A block of data
►

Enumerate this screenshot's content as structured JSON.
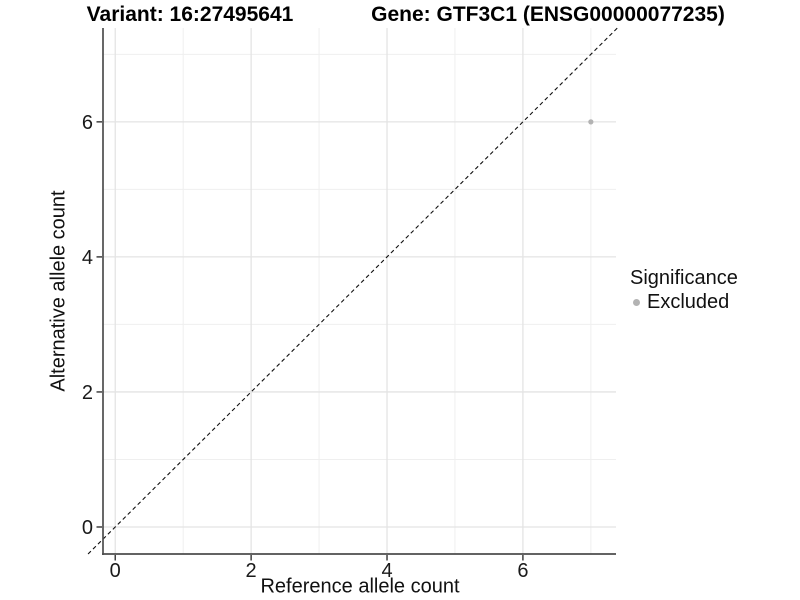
{
  "chart_data": {
    "type": "scatter",
    "title_variant": "Variant: 16:27495641",
    "title_gene": "Gene: GTF3C1 (ENSG00000077235)",
    "xlabel": "Reference allele count",
    "ylabel": "Alternative allele count",
    "x_ticks": [
      0,
      2,
      4,
      6
    ],
    "y_ticks": [
      0,
      2,
      4,
      6
    ],
    "x_minor_ticks": [
      1,
      3,
      5,
      7
    ],
    "y_minor_ticks": [
      1,
      3,
      5,
      7
    ],
    "xlim": [
      -0.18,
      7.37
    ],
    "ylim": [
      -0.4,
      7.39
    ],
    "grid": true,
    "points": [
      {
        "x": 7,
        "y": 6,
        "significance": "Excluded"
      }
    ],
    "identity_line": {
      "slope": 1,
      "intercept": 0,
      "style": "dashed"
    },
    "legend": {
      "title": "Significance",
      "position": "right",
      "entries": [
        {
          "label": "Excluded",
          "color": "#b3b3b3"
        }
      ]
    },
    "colors": {
      "point": "#b3b3b3",
      "grid_major": "#e4e4e4",
      "grid_minor": "#efefef",
      "axis_line": "#4d4d4d",
      "tick_mark": "#333333",
      "dashed_line": "#111111"
    }
  }
}
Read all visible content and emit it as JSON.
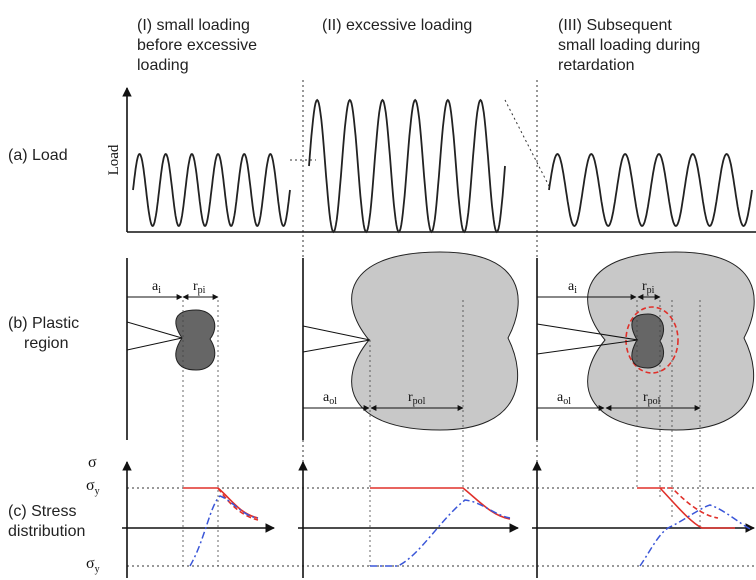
{
  "columns": [
    {
      "lines": [
        "(I) small loading",
        "before excessive",
        "loading"
      ]
    },
    {
      "lines": [
        "(II) excessive loading"
      ]
    },
    {
      "lines": [
        "(III) Subsequent",
        "small loading during",
        "retardation"
      ]
    }
  ],
  "rows": [
    {
      "lines": [
        "(a) Load"
      ]
    },
    {
      "lines": [
        "(b) Plastic",
        "region"
      ]
    },
    {
      "lines": [
        "(c) Stress",
        "distribution"
      ]
    }
  ],
  "load_axis_label": "Load",
  "plastic_labels": {
    "panel1": {
      "a": {
        "main": "a",
        "sub": "i"
      },
      "r": {
        "main": "r",
        "sub": "pi"
      }
    },
    "panel2": {
      "a": {
        "main": "a",
        "sub": "ol"
      },
      "r": {
        "main": "r",
        "sub": "pol"
      }
    },
    "panel3": {
      "a_top": {
        "main": "a",
        "sub": "i"
      },
      "r_top": {
        "main": "r",
        "sub": "pi"
      },
      "a_bottom": {
        "main": "a",
        "sub": "ol"
      },
      "r_bottom": {
        "main": "r",
        "sub": "pol"
      }
    }
  },
  "stress_labels": {
    "sigma": "σ",
    "sigma_y_top": {
      "main": "σ",
      "sub": "y"
    },
    "sigma_y_bottom": {
      "main": "σ",
      "sub": "y"
    }
  }
}
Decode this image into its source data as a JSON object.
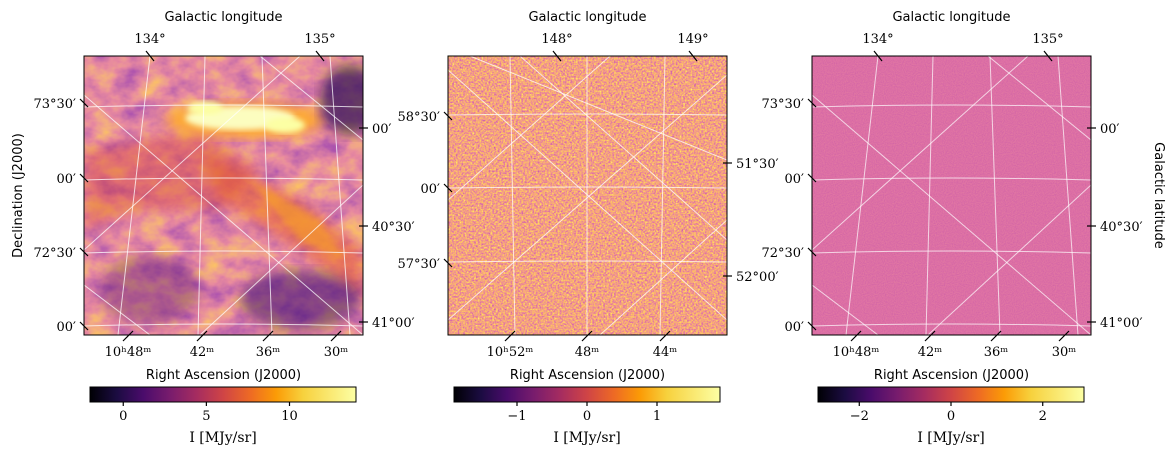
{
  "chart_data": [
    {
      "type": "heatmap",
      "panel": "left",
      "xlabel": "Right Ascension (J2000)",
      "ylabel": "Declination (J2000)",
      "top_label": "Galactic longitude",
      "right_label": "",
      "top_ticks": [
        "134°",
        "135°"
      ],
      "left_ticks": [
        "73°30′",
        "00′",
        "72°30′",
        "00′"
      ],
      "right_ticks": [
        "00′",
        "40°30′",
        "41°00′"
      ],
      "bottom_ticks": [
        "10ʰ48ᵐ",
        "42ᵐ",
        "36ᵐ",
        "30ᵐ"
      ],
      "colorbar": {
        "label": "I [MJy/sr]",
        "range": [
          -2,
          14
        ],
        "ticks": [
          0,
          5,
          10
        ],
        "tick_labels": [
          "0",
          "5",
          "10"
        ],
        "colormap": "inferno"
      },
      "features": "bright cloud filament in upper half with diagonal streaks"
    },
    {
      "type": "heatmap",
      "panel": "middle",
      "xlabel": "Right Ascension (J2000)",
      "ylabel": "",
      "top_label": "Galactic longitude",
      "right_label": "",
      "top_ticks": [
        "148°",
        "149°"
      ],
      "left_ticks": [
        "58°30′",
        "00′",
        "57°30′"
      ],
      "right_ticks": [
        "51°30′",
        "52°00′"
      ],
      "bottom_ticks": [
        "10ʰ52ᵐ",
        "48ᵐ",
        "44ᵐ"
      ],
      "colorbar": {
        "label": "I [MJy/sr]",
        "range": [
          -1.9,
          1.9
        ],
        "ticks": [
          -1,
          0,
          1
        ],
        "tick_labels": [
          "−1",
          "0",
          "1"
        ],
        "colormap": "inferno"
      },
      "features": "noise-like point source field"
    },
    {
      "type": "heatmap",
      "panel": "right",
      "xlabel": "Right Ascension (J2000)",
      "ylabel": "",
      "top_label": "Galactic longitude",
      "right_label": "Galactic latitude",
      "top_ticks": [
        "134°",
        "135°"
      ],
      "left_ticks": [
        "73°30′",
        "00′",
        "72°30′",
        "00′"
      ],
      "right_ticks": [
        "00′",
        "40°30′",
        "41°00′"
      ],
      "bottom_ticks": [
        "10ʰ48ᵐ",
        "42ᵐ",
        "36ᵐ",
        "30ᵐ"
      ],
      "colorbar": {
        "label": "I [MJy/sr]",
        "range": [
          -2.9,
          2.9
        ],
        "ticks": [
          -2,
          0,
          2
        ],
        "tick_labels": [
          "−2",
          "0",
          "2"
        ],
        "colormap": "inferno"
      },
      "features": "uniform residual noise"
    }
  ]
}
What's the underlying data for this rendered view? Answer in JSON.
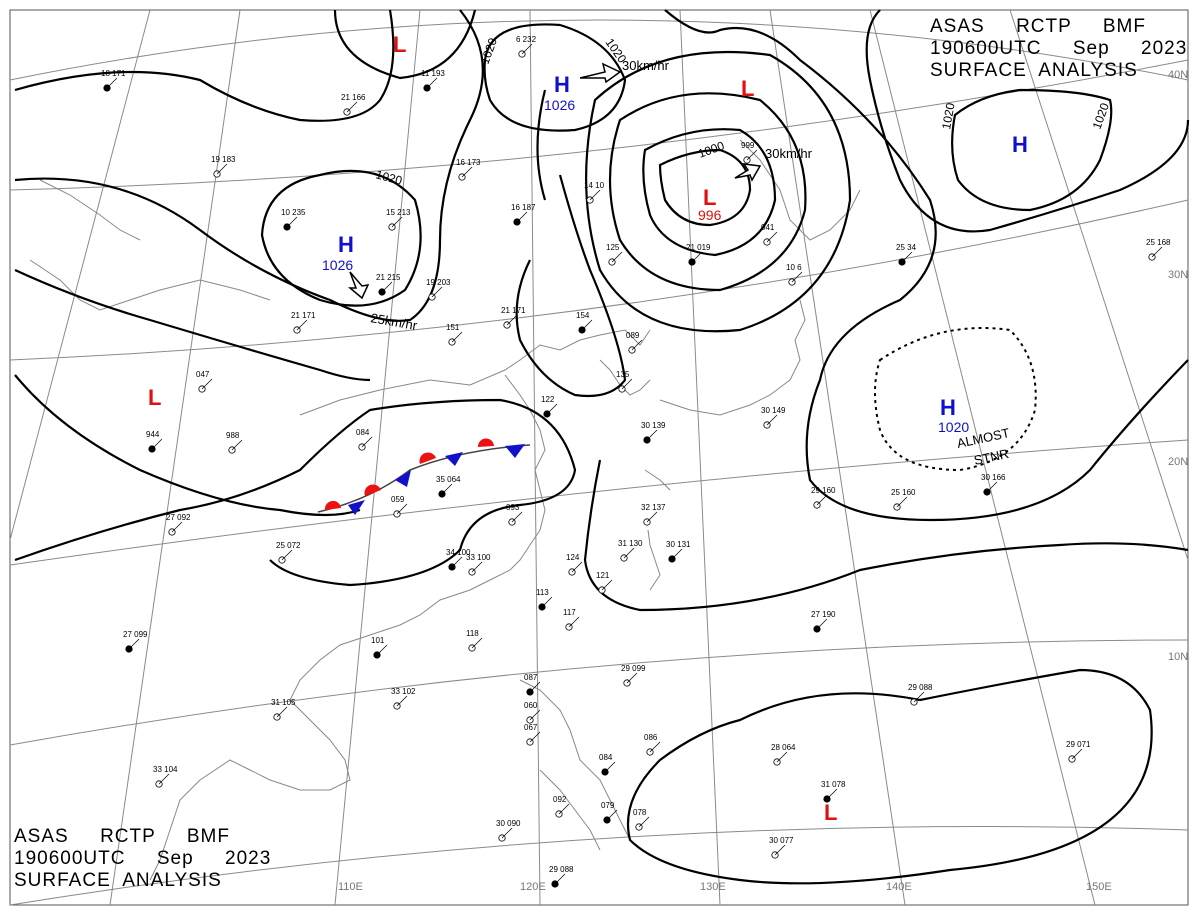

◄

**Do this:** Transcribe the listing in full and omit the pictures.

**Answer:**
Enumerate this screenshot's content as structured JSON.
{
  "chart_data": {
    "type": "scatter",
    "title_variant": "Variant: 16:27495641",
    "title_gene": "Gene: GTF3C1 (ENSG00000077235)",
    "xlabel": "Reference allele count",
    "ylabel": "Alternative allele count",
    "x_ticks": [
      0,
      2,
      4,
      6
    ],
    "y_ticks": [
      0,
      2,
      4,
      6
    ],
    "x_minor_ticks": [
      1,
      3,
      5,
      7
    ],
    "y_minor_ticks": [
      1,
      3,
      5,
      7
    ],
    "xlim": [
      -0.18,
      7.37
    ],
    "ylim": [
      -0.4,
      7.39
    ],
    "grid": true,
    "points": [
      {
        "x": 7,
        "y": 6,
        "significance": "Excluded"
      }
    ],
    "identity_line": {
      "slope": 1,
      "intercept": 0,
      "style": "dashed"
    },
    "legend": {
      "title": "Significance",
      "position": "right",
      "entries": [
        {
          "label": "Excluded",
          "color": "#b3b3b3"
        }
      ]
    },
    "colors": {
      "point": "#b3b3b3",
      "grid_major": "#e4e4e4",
      "grid_minor": "#efefef",
      "axis_line": "#4d4d4d",
      "tick_mark": "#333333",
      "dashed_line": "#111111"
    }
  }
}
Read all visible content and emit it as JSON.
{
  "columns": [
    {
      "lines": [
        "(I) small loading",
        "before excessive",
        "loading"
      ]
    },
    {
      "lines": [
        "(II) excessive loading"
      ]
    },
    {
      "lines": [
        "(III) Subsequent",
        "small loading during",
        "retardation"
      ]
    }
  ],
  "rows": [
    {
      "lines": [
        "(a) Load"
      ]
    },
    {
      "lines": [
        "(b) Plastic",
        "region"
      ]
    },
    {
      "lines": [
        "(c) Stress",
        "distribution"
      ]
    }
  ],
  "load_axis_label": "Load",
  "plastic_labels": {
    "panel1": {
      "a": {
        "main": "a",
        "sub": "i"
      },
      "r": {
        "main": "r",
        "sub": "pi"
      }
    },
    "panel2": {
      "a": {
        "main": "a",
        "sub": "ol"
      },
      "r": {
        "main": "r",
        "sub": "pol"
      }
    },
    "panel3": {
      "a_top": {
        "main": "a",
        "sub": "i"
      },
      "r_top": {
        "main": "r",
        "sub": "pi"
      },
      "a_bottom": {
        "main": "a",
        "sub": "ol"
      },
      "r_bottom": {
        "main": "r",
        "sub": "pol"
      }
    }
  },
  "stress_labels": {
    "sigma": "σ",
    "sigma_y_top": {
      "main": "σ",
      "sub": "y"
    },
    "sigma_y_bottom": {
      "main": "σ",
      "sub": "y"
    }
  }
}
Decode this image into its source data as a JSON object.
{
  "chart_data": [
    {
      "type": "heatmap",
      "panel": "left",
      "xlabel": "Right Ascension (J2000)",
      "ylabel": "Declination (J2000)",
      "top_label": "Galactic longitude",
      "right_label": "",
      "top_ticks": [
        "134°",
        "135°"
      ],
      "left_ticks": [
        "73°30′",
        "00′",
        "72°30′",
        "00′"
      ],
      "right_ticks": [
        "00′",
        "40°30′",
        "41°00′"
      ],
      "bottom_ticks": [
        "10ʰ48ᵐ",
        "42ᵐ",
        "36ᵐ",
        "30ᵐ"
      ],
      "colorbar": {
        "label": "I [MJy/sr]",
        "range": [
          -2,
          14
        ],
        "ticks": [
          0,
          5,
          10
        ],
        "tick_labels": [
          "0",
          "5",
          "10"
        ],
        "colormap": "inferno"
      },
      "features": "bright cloud filament in upper half with diagonal streaks"
    },
    {
      "type": "heatmap",
      "panel": "middle",
      "xlabel": "Right Ascension (J2000)",
      "ylabel": "",
      "top_label": "Galactic longitude",
      "right_label": "",
      "top_ticks": [
        "148°",
        "149°"
      ],
      "left_ticks": [
        "58°30′",
        "00′",
        "57°30′"
      ],
      "right_ticks": [
        "51°30′",
        "52°00′"
      ],
      "bottom_ticks": [
        "10ʰ52ᵐ",
        "48ᵐ",
        "44ᵐ"
      ],
      "colorbar": {
        "label": "I [MJy/sr]",
        "range": [
          -1.9,
          1.9
        ],
        "ticks": [
          -1,
          0,
          1
        ],
        "tick_labels": [
          "−1",
          "0",
          "1"
        ],
        "colormap": "inferno"
      },
      "features": "noise-like point source field"
    },
    {
      "type": "heatmap",
      "panel": "right",
      "xlabel": "Right Ascension (J2000)",
      "ylabel": "",
      "top_label": "Galactic longitude",
      "right_label": "Galactic latitude",
      "top_ticks": [
        "134°",
        "135°"
      ],
      "left_ticks": [
        "73°30′",
        "00′",
        "72°30′",
        "00′"
      ],
      "right_ticks": [
        "00′",
        "40°30′",
        "41°00′"
      ],
      "bottom_ticks": [
        "10ʰ48ᵐ",
        "42ᵐ",
        "36ᵐ",
        "30ᵐ"
      ],
      "colorbar": {
        "label": "I [MJy/sr]",
        "range": [
          -2.9,
          2.9
        ],
        "ticks": [
          -2,
          0,
          2
        ],
        "tick_labels": [
          "−2",
          "0",
          "2"
        ],
        "colormap": "inferno"
      },
      "features": "uniform residual noise"
    }
  ]
}
What's the underlying data for this rendered view? Answer in JSON.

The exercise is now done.